### Data tied to figure images:
....................
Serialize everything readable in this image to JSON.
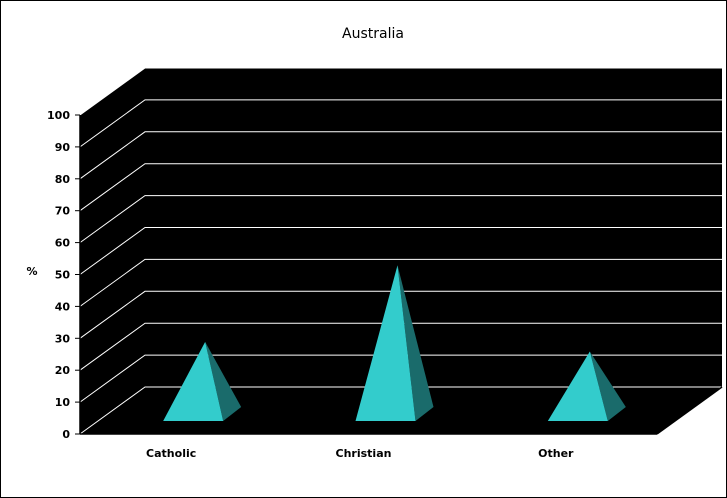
{
  "chart_data": {
    "type": "bar",
    "title": "Australia",
    "ylabel": "%",
    "xlabel": "",
    "categories": [
      "Catholic",
      "Christian",
      "Other"
    ],
    "values": [
      27,
      51,
      24
    ],
    "ylim": [
      0,
      100
    ],
    "yticks": [
      0,
      10,
      20,
      30,
      40,
      50,
      60,
      70,
      80,
      90,
      100
    ],
    "grid": true,
    "legend": "none",
    "style": "3d-pyramid",
    "colors": {
      "plot_background": "#000000",
      "gridlines": "#ffffff",
      "pyramid_front": "#33cccc",
      "pyramid_side": "#1a6b6b"
    }
  }
}
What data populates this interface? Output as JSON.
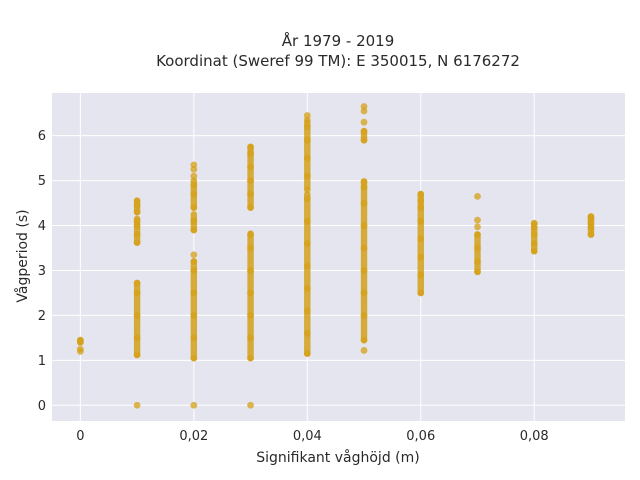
....................
### TASK PROMPT:
Pictures in the records above are not copied; print everything else exactly.

### TASK SOLUTION:
Serialize everything readable in this image to JSON.
{
  "chart_data": {
    "type": "bar",
    "title": "Australia",
    "ylabel": "%",
    "xlabel": "",
    "categories": [
      "Catholic",
      "Christian",
      "Other"
    ],
    "values": [
      27,
      51,
      24
    ],
    "ylim": [
      0,
      100
    ],
    "yticks": [
      0,
      10,
      20,
      30,
      40,
      50,
      60,
      70,
      80,
      90,
      100
    ],
    "grid": true,
    "legend": "none",
    "style": "3d-pyramid",
    "colors": {
      "plot_background": "#000000",
      "gridlines": "#ffffff",
      "pyramid_front": "#33cccc",
      "pyramid_side": "#1a6b6b"
    }
  }
}
What data populates this interface? Output as JSON.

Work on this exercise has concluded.